> [GIVEN TEXT]:
From: Robert Plantz <rgplantz at gmail dot com>
To: Ian Lance Taylor <iant at google dot com>
Cc: stephen <chency666 at gmail dot com>, gcc-help at gcc dot gnu dot org
Date: Wed, 15 Dec 2010 09:03:14 -0800
Subject: Re: need help for arithmetic conversion about gcc
References: <AANLkTin53GP84jJHS-A3g35=ko5sBOSG6NevmncZ0D-T@mail.gmail.com> <mcr7hfb614x.fsf@google.com>

On 12/14/2010 9:44 PM, Ian Lance Taylor wrote:

stephen<chency666@gmail.com> writes:

I am trying to figure out the rules of arithmetic conversion in gcc.

gcc as such does not implement any particular rules.  You seem to be
discussing the rules of arithmetic conversion in C.  Those rules are set
by the C standard, and gcc implements what the standard says when
compiling C code.

In my previous understanding, suppose there are two operands with the
different data type, the operand with less integer conversion rank
would be converted to the type of the operand with greater rank. But I
found it does not work like that in gcc. Take the following statements
as an example,

short ilval irval;
long lval;
ilval = lval + irval;

In this case, both lval and ilval are converted to "short unsigned
int", the result of "(short unsigned int) lval+(short unsigned int)
irval" is then converted to "short int". I found the coversion notes
from the RTL codes' file. The corresponding informations is given
below:

;; D.1528 = (short unsigned int) lval
;; irval.0 = (short unsigned int) irval
;; D.1530 = D.1528 + irval.0
;; ilval = (short int) D.1530

The part which confuses me is that the operand "lval" is converted
from a type with greater rank (i.e., long ) to a type with less rank
(i.e., short unsigned int ).

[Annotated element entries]
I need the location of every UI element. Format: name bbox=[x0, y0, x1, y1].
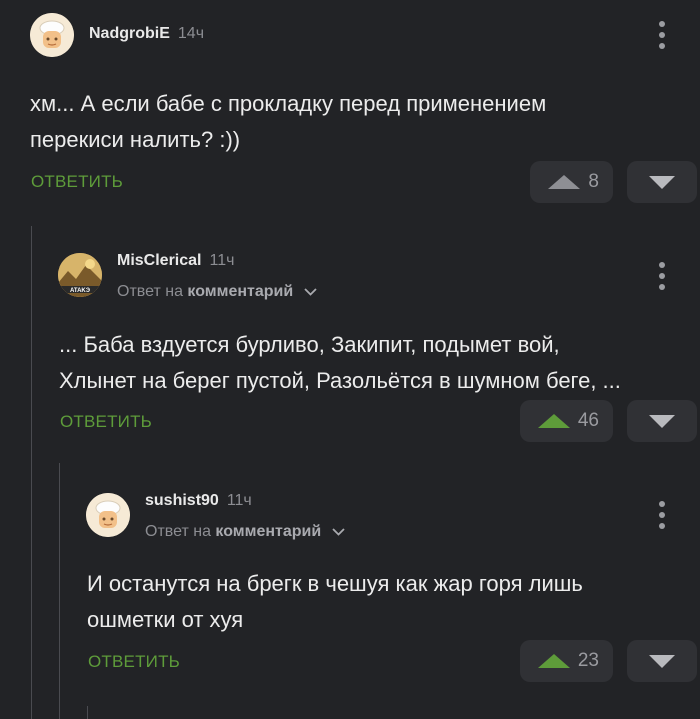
comment-time: 11ч bbox=[209, 252, 235, 269]
reply-to-link[interactable]: Ответ на комментарий bbox=[117, 283, 317, 301]
kebab-menu-icon[interactable] bbox=[658, 262, 666, 290]
downvote-icon bbox=[649, 415, 675, 428]
upvote-button[interactable]: 46 bbox=[520, 400, 613, 442]
comment-text: ... Баба вздуется бурливо, Закипит, поды… bbox=[59, 327, 621, 399]
downvote-button[interactable] bbox=[627, 161, 697, 203]
comment-text: И останутся на брегк в чешуя как жар гор… bbox=[87, 566, 583, 638]
author-name[interactable]: sushist90 bbox=[145, 492, 219, 509]
reply-to-target[interactable]: комментарий bbox=[215, 523, 321, 540]
comment-author[interactable]: sushist90 11ч bbox=[145, 492, 252, 510]
reply-to-prefix: Ответ на bbox=[145, 523, 211, 540]
downvote-icon bbox=[649, 655, 675, 668]
comment-author[interactable]: MisClerical 11ч bbox=[117, 252, 234, 270]
comment-author[interactable]: NadgrobiE 14ч bbox=[89, 25, 204, 43]
downvote-icon bbox=[649, 176, 675, 189]
comment-text-line: перекиси налить? :)) bbox=[30, 127, 241, 152]
upvote-button[interactable]: 8 bbox=[530, 161, 613, 203]
comment-text-line: ... Баба вздуется бурливо, Закипит, поды… bbox=[59, 332, 560, 357]
comment-time: 11ч bbox=[226, 492, 252, 509]
author-name[interactable]: NadgrobiE bbox=[89, 25, 170, 42]
reply-to-prefix: Ответ на bbox=[117, 283, 183, 300]
kebab-menu-icon[interactable] bbox=[658, 501, 666, 529]
reply-button[interactable]: ОТВЕТИТЬ bbox=[31, 172, 123, 192]
upvote-icon bbox=[538, 414, 570, 428]
reply-button[interactable]: ОТВЕТИТЬ bbox=[88, 652, 180, 672]
chevron-down-icon[interactable] bbox=[332, 528, 345, 536]
avatar[interactable] bbox=[86, 493, 130, 537]
comment: ATAKЭ MisClerical 11ч Ответ на комментари… bbox=[0, 226, 700, 463]
avatar[interactable] bbox=[30, 13, 74, 57]
comment-text-line: ошметки от хуя bbox=[87, 607, 244, 632]
reply-to-target[interactable]: комментарий bbox=[187, 283, 293, 300]
comment-text-line: Хлынет на берег пустой, Разольётся в шум… bbox=[59, 368, 621, 393]
vote-count: 8 bbox=[588, 171, 599, 192]
vote-count: 23 bbox=[577, 650, 599, 671]
comment-text-line: И останутся на брегк в чешуя как жар гор… bbox=[87, 571, 583, 596]
chevron-down-icon[interactable] bbox=[304, 288, 317, 296]
upvote-button[interactable]: 23 bbox=[520, 640, 613, 682]
comment-time: 14ч bbox=[177, 25, 205, 42]
avatar[interactable]: ATAKЭ bbox=[58, 253, 102, 297]
reply-to-link[interactable]: Ответ на комментарий bbox=[145, 523, 345, 541]
svg-text:ATAKЭ: ATAKЭ bbox=[70, 288, 91, 294]
comment-text-line: хм... А если бабе с прокладку перед прим… bbox=[30, 91, 547, 116]
downvote-button[interactable] bbox=[627, 400, 697, 442]
upvote-icon bbox=[548, 175, 580, 189]
comment: sushist90 11ч Ответ на комментарий И оста… bbox=[0, 463, 700, 719]
downvote-button[interactable] bbox=[627, 640, 697, 682]
kebab-menu-icon[interactable] bbox=[658, 21, 666, 49]
comment: NadgrobiE 14ч хм... А если бабе с проклад… bbox=[0, 0, 700, 226]
comment-text: хм... А если бабе с прокладку перед прим… bbox=[30, 86, 546, 158]
reply-button[interactable]: ОТВЕТИТЬ bbox=[60, 412, 152, 432]
vote-count: 46 bbox=[577, 410, 599, 431]
upvote-icon bbox=[538, 654, 570, 668]
author-name[interactable]: MisClerical bbox=[117, 252, 201, 269]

> [WHAT TO PRODUCE]: Continue the mailing-list message about arithmetic conversion in gcc, starting after its last sentence.

> [TASK OUTPUT]:
Your test case has a syntax error and is incomplete.  However, the
answer to your implied question is that the assignment to ilval is going
to truncate the result to "short int".  So gcc doesn't have to compute
more than 16 bits of the result anyhow (assuming you are using a typical
platform where short is 16 bits).  This is following the "as if" rule in
the standard, which says that the compiler can generate any sequence of
code which behaves as if the exact rules in the standard were followed.

I see this as one more example where it's better to explicitly show each
step that you intend in your algorithm. (NB: I grew up as an assembly
language programmer, so this is natural to me.)

I would probably do something like:

short int ilval, irval;
long int lval, ltemp;

ltemp = lval + (long int) irval;
ilval = (short int) ltemp;

probably with comments explaining to the maintenance programmer
(perhaps me in a few weeks) why I've done this.

In my 50 years of programming I've had many programmers tell me
that they use implicit casting, side effects in Boolean
expressions, etc., because "it's more efficient." When looking
at the generated assembly language I've yet to see a case
when that's true. Also, unless this code is in a long loop,
it probably isn't worth optimizing it for speed.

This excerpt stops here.